→ Stated goal
Look for the word "this" in the entries below, then copy every line that has it.

→ Material provided
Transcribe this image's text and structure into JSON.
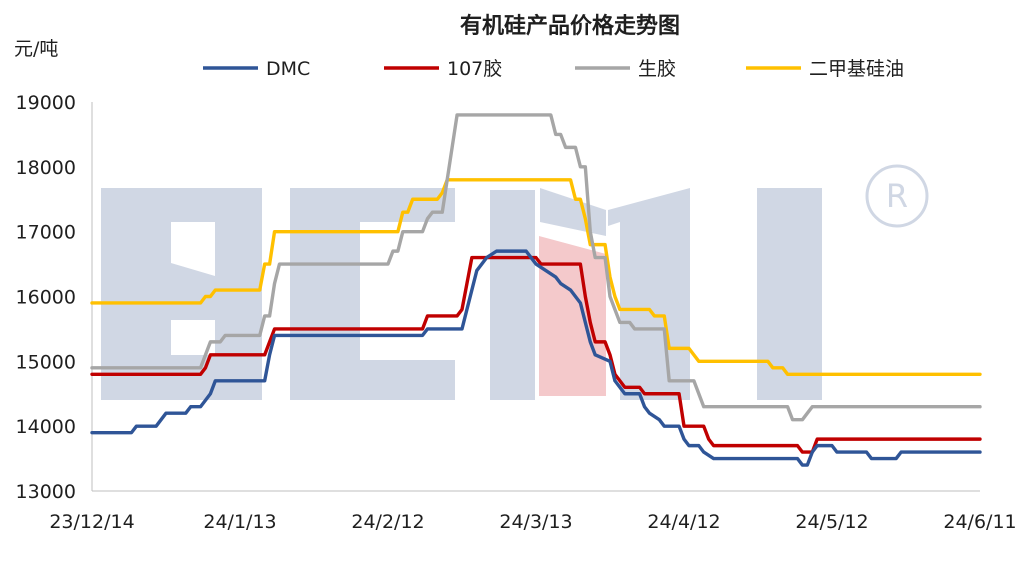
{
  "chart_data": {
    "type": "line",
    "title": "有机硅产品价格走势图",
    "ylabel": "元/吨",
    "ylim": [
      13000,
      19000
    ],
    "yticks": [
      13000,
      14000,
      15000,
      16000,
      17000,
      18000,
      19000
    ],
    "xlim": [
      "2023-12-14",
      "2024-06-11"
    ],
    "xticks": [
      "23/12/14",
      "24/1/13",
      "24/2/12",
      "24/3/13",
      "24/4/12",
      "24/5/12",
      "24/6/11"
    ],
    "grid": false,
    "legend": "top",
    "watermark": "BCMI ®",
    "series": [
      {
        "name": "DMC",
        "color": "#2f5597",
        "points": [
          [
            "2023-12-14",
            13900
          ],
          [
            "2023-12-22",
            13900
          ],
          [
            "2023-12-23",
            14000
          ],
          [
            "2023-12-27",
            14000
          ],
          [
            "2023-12-28",
            14100
          ],
          [
            "2023-12-29",
            14200
          ],
          [
            "2024-01-02",
            14200
          ],
          [
            "2024-01-03",
            14300
          ],
          [
            "2024-01-05",
            14300
          ],
          [
            "2024-01-06",
            14400
          ],
          [
            "2024-01-07",
            14500
          ],
          [
            "2024-01-08",
            14700
          ],
          [
            "2024-01-18",
            14700
          ],
          [
            "2024-01-19",
            15100
          ],
          [
            "2024-01-20",
            15400
          ],
          [
            "2024-02-19",
            15400
          ],
          [
            "2024-02-20",
            15500
          ],
          [
            "2024-02-27",
            15500
          ],
          [
            "2024-02-28",
            15800
          ],
          [
            "2024-03-01",
            16400
          ],
          [
            "2024-03-03",
            16600
          ],
          [
            "2024-03-05",
            16700
          ],
          [
            "2024-03-11",
            16700
          ],
          [
            "2024-03-13",
            16500
          ],
          [
            "2024-03-15",
            16400
          ],
          [
            "2024-03-17",
            16300
          ],
          [
            "2024-03-18",
            16200
          ],
          [
            "2024-03-20",
            16100
          ],
          [
            "2024-03-22",
            15900
          ],
          [
            "2024-03-23",
            15600
          ],
          [
            "2024-03-24",
            15300
          ],
          [
            "2024-03-25",
            15100
          ],
          [
            "2024-03-28",
            15000
          ],
          [
            "2024-03-29",
            14700
          ],
          [
            "2024-03-30",
            14600
          ],
          [
            "2024-03-31",
            14500
          ],
          [
            "2024-04-03",
            14500
          ],
          [
            "2024-04-04",
            14300
          ],
          [
            "2024-04-05",
            14200
          ],
          [
            "2024-04-07",
            14100
          ],
          [
            "2024-04-08",
            14000
          ],
          [
            "2024-04-11",
            14000
          ],
          [
            "2024-04-12",
            13800
          ],
          [
            "2024-04-13",
            13700
          ],
          [
            "2024-04-15",
            13700
          ],
          [
            "2024-04-16",
            13600
          ],
          [
            "2024-04-18",
            13500
          ],
          [
            "2024-05-05",
            13500
          ],
          [
            "2024-05-06",
            13400
          ],
          [
            "2024-05-07",
            13400
          ],
          [
            "2024-05-08",
            13600
          ],
          [
            "2024-05-09",
            13700
          ],
          [
            "2024-05-12",
            13700
          ],
          [
            "2024-05-13",
            13600
          ],
          [
            "2024-05-19",
            13600
          ],
          [
            "2024-05-20",
            13500
          ],
          [
            "2024-05-25",
            13500
          ],
          [
            "2024-05-26",
            13600
          ],
          [
            "2024-06-11",
            13600
          ]
        ]
      },
      {
        "name": "107胶",
        "color": "#c00000",
        "points": [
          [
            "2023-12-14",
            14800
          ],
          [
            "2024-01-05",
            14800
          ],
          [
            "2024-01-06",
            14900
          ],
          [
            "2024-01-07",
            15100
          ],
          [
            "2024-01-18",
            15100
          ],
          [
            "2024-01-19",
            15300
          ],
          [
            "2024-01-20",
            15500
          ],
          [
            "2024-02-19",
            15500
          ],
          [
            "2024-02-20",
            15700
          ],
          [
            "2024-02-26",
            15700
          ],
          [
            "2024-02-27",
            15800
          ],
          [
            "2024-02-28",
            16200
          ],
          [
            "2024-02-29",
            16600
          ],
          [
            "2024-03-13",
            16600
          ],
          [
            "2024-03-14",
            16500
          ],
          [
            "2024-03-22",
            16500
          ],
          [
            "2024-03-23",
            16000
          ],
          [
            "2024-03-24",
            15600
          ],
          [
            "2024-03-25",
            15300
          ],
          [
            "2024-03-27",
            15300
          ],
          [
            "2024-03-28",
            15100
          ],
          [
            "2024-03-29",
            14800
          ],
          [
            "2024-03-30",
            14700
          ],
          [
            "2024-03-31",
            14600
          ],
          [
            "2024-04-03",
            14600
          ],
          [
            "2024-04-04",
            14500
          ],
          [
            "2024-04-11",
            14500
          ],
          [
            "2024-04-12",
            14000
          ],
          [
            "2024-04-16",
            14000
          ],
          [
            "2024-04-17",
            13800
          ],
          [
            "2024-04-18",
            13700
          ],
          [
            "2024-05-05",
            13700
          ],
          [
            "2024-05-06",
            13600
          ],
          [
            "2024-05-08",
            13600
          ],
          [
            "2024-05-09",
            13800
          ],
          [
            "2024-06-11",
            13800
          ]
        ]
      },
      {
        "name": "生胶",
        "color": "#a6a6a6",
        "points": [
          [
            "2023-12-14",
            14900
          ],
          [
            "2024-01-05",
            14900
          ],
          [
            "2024-01-06",
            15100
          ],
          [
            "2024-01-07",
            15300
          ],
          [
            "2024-01-09",
            15300
          ],
          [
            "2024-01-10",
            15400
          ],
          [
            "2024-01-17",
            15400
          ],
          [
            "2024-01-18",
            15700
          ],
          [
            "2024-01-19",
            15700
          ],
          [
            "2024-01-20",
            16200
          ],
          [
            "2024-01-21",
            16500
          ],
          [
            "2024-02-12",
            16500
          ],
          [
            "2024-02-13",
            16700
          ],
          [
            "2024-02-14",
            16700
          ],
          [
            "2024-02-15",
            17000
          ],
          [
            "2024-02-19",
            17000
          ],
          [
            "2024-02-20",
            17200
          ],
          [
            "2024-02-21",
            17300
          ],
          [
            "2024-02-23",
            17300
          ],
          [
            "2024-02-24",
            17800
          ],
          [
            "2024-02-25",
            18300
          ],
          [
            "2024-02-26",
            18800
          ],
          [
            "2024-03-16",
            18800
          ],
          [
            "2024-03-17",
            18500
          ],
          [
            "2024-03-18",
            18500
          ],
          [
            "2024-03-19",
            18300
          ],
          [
            "2024-03-21",
            18300
          ],
          [
            "2024-03-22",
            18000
          ],
          [
            "2024-03-23",
            18000
          ],
          [
            "2024-03-24",
            17000
          ],
          [
            "2024-03-25",
            16600
          ],
          [
            "2024-03-27",
            16600
          ],
          [
            "2024-03-28",
            16000
          ],
          [
            "2024-03-29",
            15800
          ],
          [
            "2024-03-30",
            15600
          ],
          [
            "2024-04-01",
            15600
          ],
          [
            "2024-04-02",
            15500
          ],
          [
            "2024-04-08",
            15500
          ],
          [
            "2024-04-09",
            14700
          ],
          [
            "2024-04-14",
            14700
          ],
          [
            "2024-04-15",
            14500
          ],
          [
            "2024-04-16",
            14300
          ],
          [
            "2024-05-03",
            14300
          ],
          [
            "2024-05-04",
            14100
          ],
          [
            "2024-05-06",
            14100
          ],
          [
            "2024-05-07",
            14200
          ],
          [
            "2024-05-08",
            14300
          ],
          [
            "2024-06-11",
            14300
          ]
        ]
      },
      {
        "name": "二甲基硅油",
        "color": "#ffc000",
        "points": [
          [
            "2023-12-14",
            15900
          ],
          [
            "2024-01-05",
            15900
          ],
          [
            "2024-01-06",
            16000
          ],
          [
            "2024-01-07",
            16000
          ],
          [
            "2024-01-08",
            16100
          ],
          [
            "2024-01-17",
            16100
          ],
          [
            "2024-01-18",
            16500
          ],
          [
            "2024-01-19",
            16500
          ],
          [
            "2024-01-20",
            17000
          ],
          [
            "2024-02-14",
            17000
          ],
          [
            "2024-02-15",
            17300
          ],
          [
            "2024-02-16",
            17300
          ],
          [
            "2024-02-17",
            17500
          ],
          [
            "2024-02-22",
            17500
          ],
          [
            "2024-02-23",
            17600
          ],
          [
            "2024-02-24",
            17800
          ],
          [
            "2024-03-20",
            17800
          ],
          [
            "2024-03-21",
            17500
          ],
          [
            "2024-03-22",
            17500
          ],
          [
            "2024-03-23",
            17200
          ],
          [
            "2024-03-24",
            16800
          ],
          [
            "2024-03-27",
            16800
          ],
          [
            "2024-03-28",
            16300
          ],
          [
            "2024-03-29",
            16000
          ],
          [
            "2024-03-30",
            15800
          ],
          [
            "2024-04-05",
            15800
          ],
          [
            "2024-04-06",
            15700
          ],
          [
            "2024-04-08",
            15700
          ],
          [
            "2024-04-09",
            15200
          ],
          [
            "2024-04-13",
            15200
          ],
          [
            "2024-04-14",
            15100
          ],
          [
            "2024-04-15",
            15000
          ],
          [
            "2024-04-29",
            15000
          ],
          [
            "2024-04-30",
            14900
          ],
          [
            "2024-05-02",
            14900
          ],
          [
            "2024-05-03",
            14800
          ],
          [
            "2024-06-11",
            14800
          ]
        ]
      }
    ]
  }
}
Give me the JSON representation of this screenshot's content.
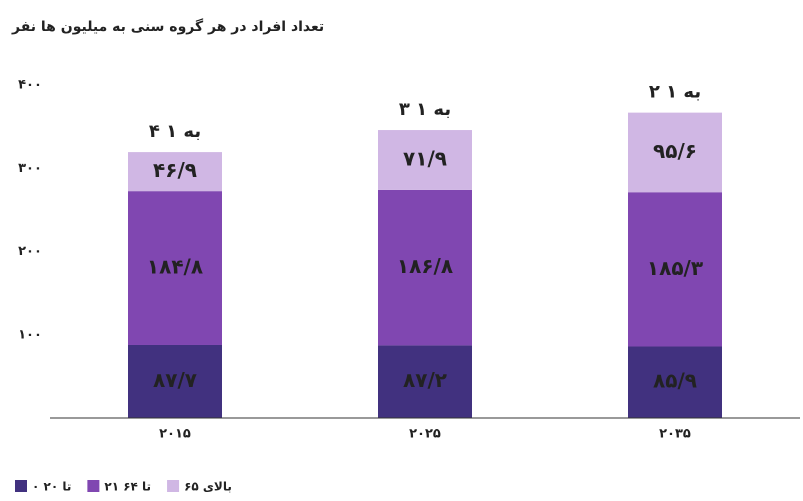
{
  "chart_data": {
    "type": "stacked_bar",
    "title": "تعداد افراد در هر گروه سنی به میلیون ها نفر",
    "categories": [
      "۲۰۱۵",
      "۲۰۲۵",
      "۲۰۳۵"
    ],
    "annotations": [
      "۴ به ۱",
      "۳ به ۱",
      "۲ به ۱"
    ],
    "series": [
      {
        "name": "۰ تا ۲۰",
        "color": "#41317f",
        "values": [
          87.7,
          87.2,
          85.9
        ],
        "value_labels": [
          "۸۷/۷",
          "۸۷/۲",
          "۸۵/۹"
        ]
      },
      {
        "name": "۲۱ تا ۶۴",
        "color": "#8047b1",
        "values": [
          184.8,
          186.8,
          185.3
        ],
        "value_labels": [
          "۱۸۴/۸",
          "۱۸۶/۸",
          "۱۸۵/۳"
        ]
      },
      {
        "name": "بالای ۶۵",
        "color": "#d0b7e4",
        "values": [
          46.9,
          71.9,
          95.6
        ],
        "value_labels": [
          "۴۶/۹",
          "۷۱/۹",
          "۹۵/۶"
        ]
      }
    ],
    "ylim": [
      0,
      400
    ],
    "yticks": [
      {
        "value": 100,
        "label": "۱۰۰"
      },
      {
        "value": 200,
        "label": "۲۰۰"
      },
      {
        "value": 300,
        "label": "۳۰۰"
      },
      {
        "value": 400,
        "label": "۴۰۰"
      }
    ],
    "grid": false,
    "legend": "bottom-left"
  }
}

→ Written response
Transcribe this image's text and structure into JSON.
Give me the JSON representation of this screenshot's content.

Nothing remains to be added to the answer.